Written exercise — Restate the listing that follows word for word, without its pictures.

Task input —
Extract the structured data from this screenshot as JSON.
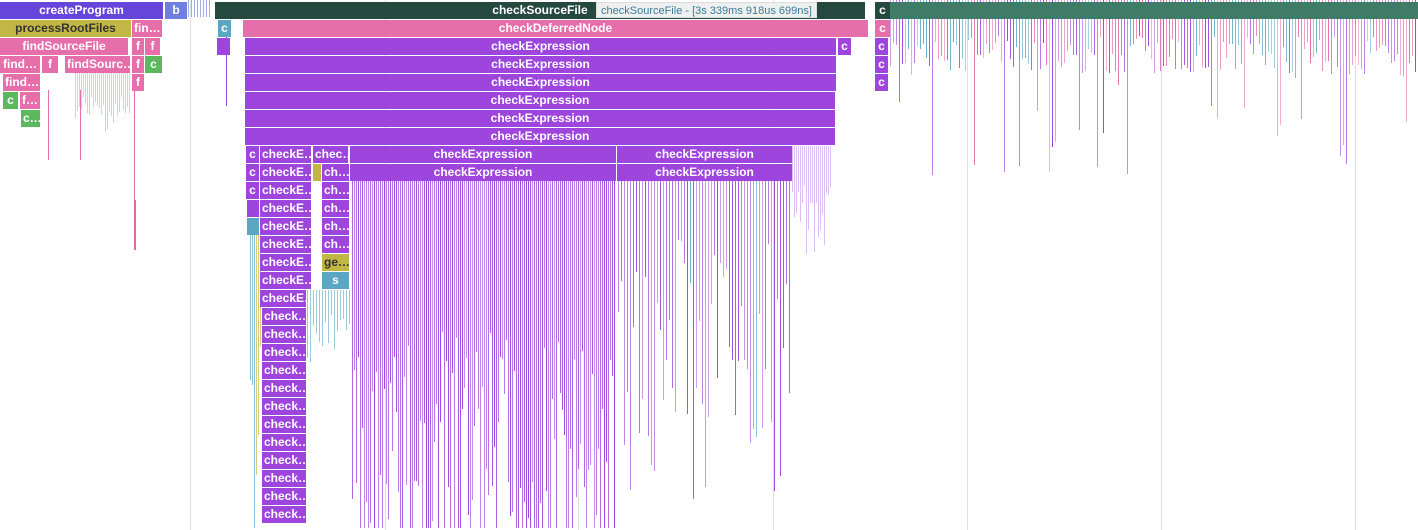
{
  "labels": [
    "createProgram",
    "b",
    "checkSourceFile",
    "c",
    "processRootFiles",
    "fin…",
    "checkDeferredNode",
    "findSourceFile",
    "f",
    "checkExpression",
    "find…",
    "findSourc…",
    "f…",
    "c…",
    "checkE…",
    "chec…",
    "ch…",
    "ge…",
    "s",
    "check…"
  ],
  "tooltip": "checkSourceFile - [3s 339ms 918us 699ns]",
  "colors": {
    "createProgram": "#6645db",
    "b": "#6f7fe0",
    "checkSourceFile": "#26493f",
    "stripes_top": "#3f7c68",
    "olive": "#c2b744",
    "pink": "#e66fab",
    "green": "#5bb85d",
    "teal": "#5aa6c4",
    "purple": "#9e45dd"
  }
}
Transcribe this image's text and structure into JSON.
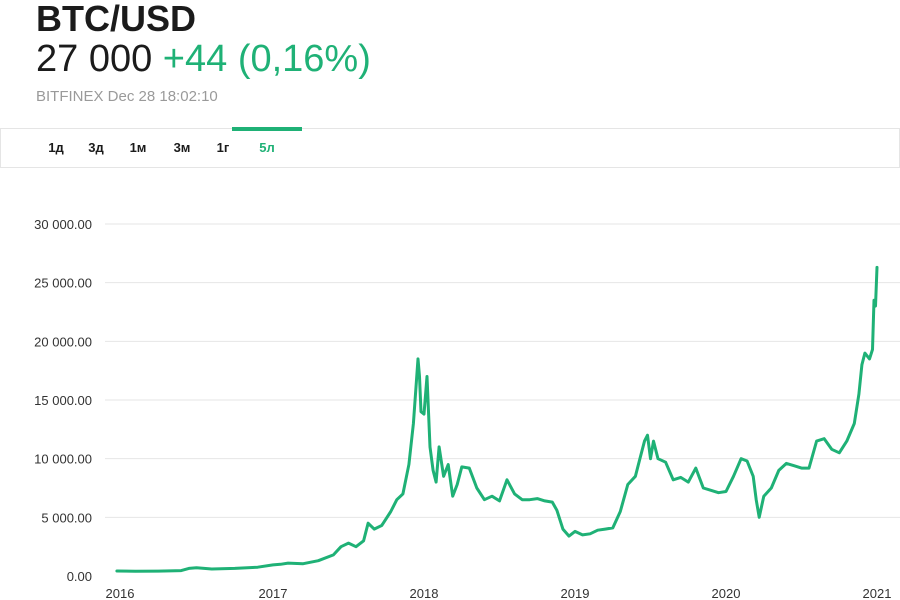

Expected answer —
Extract the structured data from this screenshot as JSON.
{
  "labels": [
    "createProgram",
    "b",
    "checkSourceFile",
    "c",
    "processRootFiles",
    "fin…",
    "checkDeferredNode",
    "findSourceFile",
    "f",
    "checkExpression",
    "find…",
    "findSourc…",
    "f…",
    "c…",
    "checkE…",
    "chec…",
    "ch…",
    "ge…",
    "s",
    "check…"
  ],
  "tooltip": "checkSourceFile - [3s 339ms 918us 699ns]",
  "colors": {
    "createProgram": "#6645db",
    "b": "#6f7fe0",
    "checkSourceFile": "#26493f",
    "stripes_top": "#3f7c68",
    "olive": "#c2b744",
    "pink": "#e66fab",
    "green": "#5bb85d",
    "teal": "#5aa6c4",
    "purple": "#9e45dd"
  }
}
Transcribe this image's text and structure into JSON.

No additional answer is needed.